WRITTEN REQUEST: Under this task are some entries; return every one of them exactly.

* * * * * * * * *

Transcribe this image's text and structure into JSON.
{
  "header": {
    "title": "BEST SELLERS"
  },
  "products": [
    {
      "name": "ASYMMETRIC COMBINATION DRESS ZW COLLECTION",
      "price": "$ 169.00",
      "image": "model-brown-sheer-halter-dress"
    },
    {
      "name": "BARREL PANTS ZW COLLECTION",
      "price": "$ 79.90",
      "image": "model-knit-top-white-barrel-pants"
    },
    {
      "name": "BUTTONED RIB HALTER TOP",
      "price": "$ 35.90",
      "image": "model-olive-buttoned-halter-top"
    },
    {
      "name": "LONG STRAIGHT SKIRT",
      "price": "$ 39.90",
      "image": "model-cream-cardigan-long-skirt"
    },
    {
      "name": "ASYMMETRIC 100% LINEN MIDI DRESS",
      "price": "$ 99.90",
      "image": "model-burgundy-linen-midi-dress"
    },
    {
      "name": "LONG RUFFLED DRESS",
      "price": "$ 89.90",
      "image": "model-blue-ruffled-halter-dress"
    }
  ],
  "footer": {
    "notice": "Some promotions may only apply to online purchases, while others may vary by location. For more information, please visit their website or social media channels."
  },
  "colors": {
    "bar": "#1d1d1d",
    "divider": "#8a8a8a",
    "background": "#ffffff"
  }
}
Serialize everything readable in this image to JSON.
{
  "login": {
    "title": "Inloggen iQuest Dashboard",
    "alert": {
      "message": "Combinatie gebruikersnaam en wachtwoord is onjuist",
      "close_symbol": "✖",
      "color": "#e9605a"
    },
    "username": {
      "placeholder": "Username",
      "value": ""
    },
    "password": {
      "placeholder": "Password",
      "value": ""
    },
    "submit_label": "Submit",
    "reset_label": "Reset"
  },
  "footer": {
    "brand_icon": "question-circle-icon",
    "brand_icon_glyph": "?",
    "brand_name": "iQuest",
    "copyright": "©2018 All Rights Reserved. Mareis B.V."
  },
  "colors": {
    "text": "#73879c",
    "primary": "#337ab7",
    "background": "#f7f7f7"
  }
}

* * * * * * * * *

RESULT FOR THIS EXERCISE:
Transcribe this image's text and structure into JSON.
{
  "header": {
    "title": "BEST SELLERS"
  },
  "products": [
    {
      "name": "ASYMMETRIC COMBINATION DRESS ZW COLLECTION",
      "price": "$ 169.00",
      "image": "model-brown-sheer-halter-dress"
    },
    {
      "name": "BARREL PANTS ZW COLLECTION",
      "price": "$ 79.90",
      "image": "model-knit-top-white-barrel-pants"
    },
    {
      "name": "BUTTONED RIB HALTER TOP",
      "price": "$ 35.90",
      "image": "model-olive-buttoned-halter-top"
    },
    {
      "name": "LONG STRAIGHT SKIRT",
      "price": "$ 39.90",
      "image": "model-cream-cardigan-long-skirt"
    },
    {
      "name": "ASYMMETRIC 100% LINEN MIDI DRESS",
      "price": "$ 99.90",
      "image": "model-burgundy-linen-midi-dress"
    },
    {
      "name": "LONG RUFFLED DRESS",
      "price": "$ 89.90",
      "image": "model-blue-ruffled-halter-dress"
    }
  ],
  "footer": {
    "notice": "Some promotions may only apply to online purchases, while others may vary by location. For more information, please visit their website or social media channels."
  },
  "colors": {
    "bar": "#1d1d1d",
    "divider": "#8a8a8a",
    "background": "#ffffff"
  }
}
Serialize everything readable in this image to JSON.
{
  "login": {
    "title": "Inloggen iQuest Dashboard",
    "alert": {
      "message": "Combinatie gebruikersnaam en wachtwoord is onjuist",
      "close_symbol": "✖",
      "color": "#e9605a"
    },
    "username": {
      "placeholder": "Username",
      "value": ""
    },
    "password": {
      "placeholder": "Password",
      "value": ""
    },
    "submit_label": "Submit",
    "reset_label": "Reset"
  },
  "footer": {
    "brand_icon": "question-circle-icon",
    "brand_icon_glyph": "?",
    "brand_name": "iQuest",
    "copyright": "©2018 All Rights Reserved. Mareis B.V."
  },
  "colors": {
    "text": "#73879c",
    "primary": "#337ab7",
    "background": "#f7f7f7"
  }
}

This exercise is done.